What is being asked -> Copy out, from the entries below, each line holding the string "outgoing".

═══ Information supplied ═══

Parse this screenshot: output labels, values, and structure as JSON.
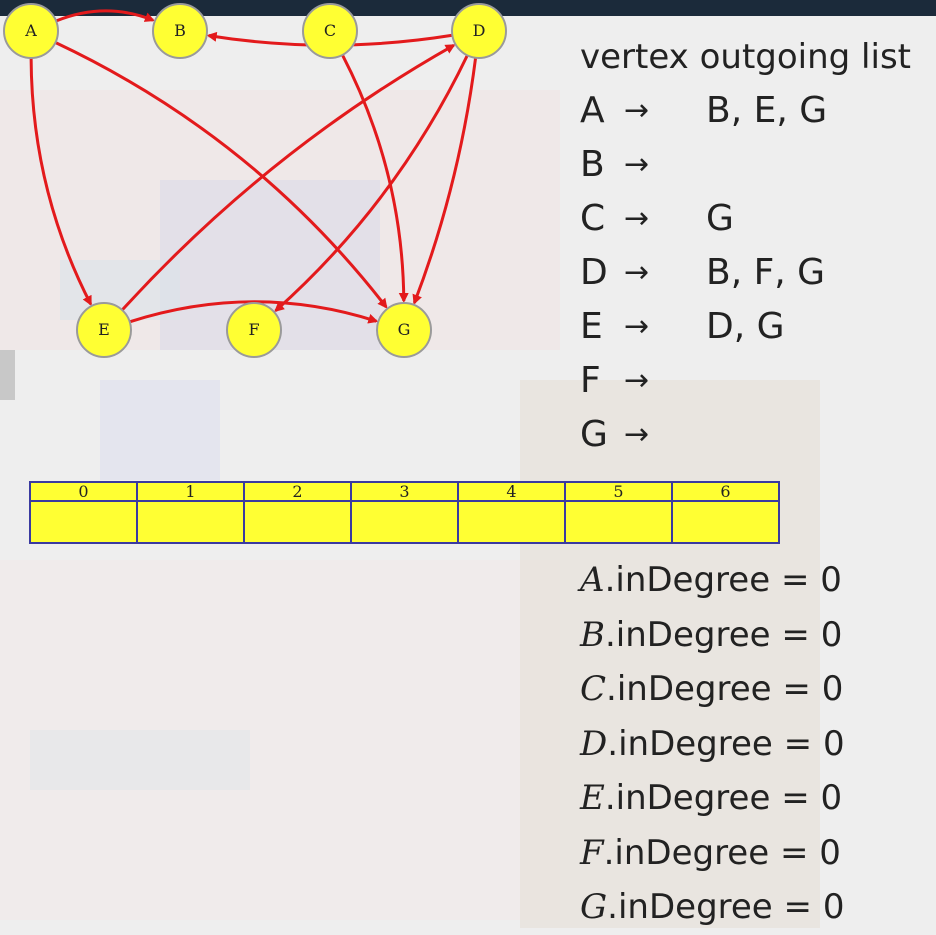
{
  "graph": {
    "nodes": [
      {
        "id": "A",
        "label": "A"
      },
      {
        "id": "B",
        "label": "B"
      },
      {
        "id": "C",
        "label": "C"
      },
      {
        "id": "D",
        "label": "D"
      },
      {
        "id": "E",
        "label": "E"
      },
      {
        "id": "F",
        "label": "F"
      },
      {
        "id": "G",
        "label": "G"
      }
    ],
    "edges": [
      {
        "from": "A",
        "to": "B"
      },
      {
        "from": "A",
        "to": "E"
      },
      {
        "from": "A",
        "to": "G"
      },
      {
        "from": "C",
        "to": "G"
      },
      {
        "from": "D",
        "to": "B"
      },
      {
        "from": "D",
        "to": "F"
      },
      {
        "from": "D",
        "to": "G"
      },
      {
        "from": "E",
        "to": "D"
      },
      {
        "from": "E",
        "to": "G"
      }
    ],
    "node_color": "#ffff33",
    "edge_color": "#e31a1c"
  },
  "outgoing": {
    "header": "vertex outgoing list",
    "arrow": "→",
    "rows": [
      {
        "vertex": "A",
        "list": "B, E, G"
      },
      {
        "vertex": "B",
        "list": ""
      },
      {
        "vertex": "C",
        "list": "G"
      },
      {
        "vertex": "D",
        "list": "B, F, G"
      },
      {
        "vertex": "E",
        "list": "D, G"
      },
      {
        "vertex": "F",
        "list": ""
      },
      {
        "vertex": "G",
        "list": ""
      }
    ]
  },
  "array": {
    "indices": [
      "0",
      "1",
      "2",
      "3",
      "4",
      "5",
      "6"
    ],
    "cells": [
      "",
      "",
      "",
      "",
      "",
      "",
      ""
    ]
  },
  "indegree": {
    "suffix": ".inDegree",
    "equals": "=",
    "rows": [
      {
        "vertex": "A",
        "value": "0"
      },
      {
        "vertex": "B",
        "value": "0"
      },
      {
        "vertex": "C",
        "value": "0"
      },
      {
        "vertex": "D",
        "value": "0"
      },
      {
        "vertex": "E",
        "value": "0"
      },
      {
        "vertex": "F",
        "value": "0"
      },
      {
        "vertex": "G",
        "value": "0"
      }
    ]
  }
}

═══

The result ->
  "outgoing": {
    "header": "vertex outgoing list",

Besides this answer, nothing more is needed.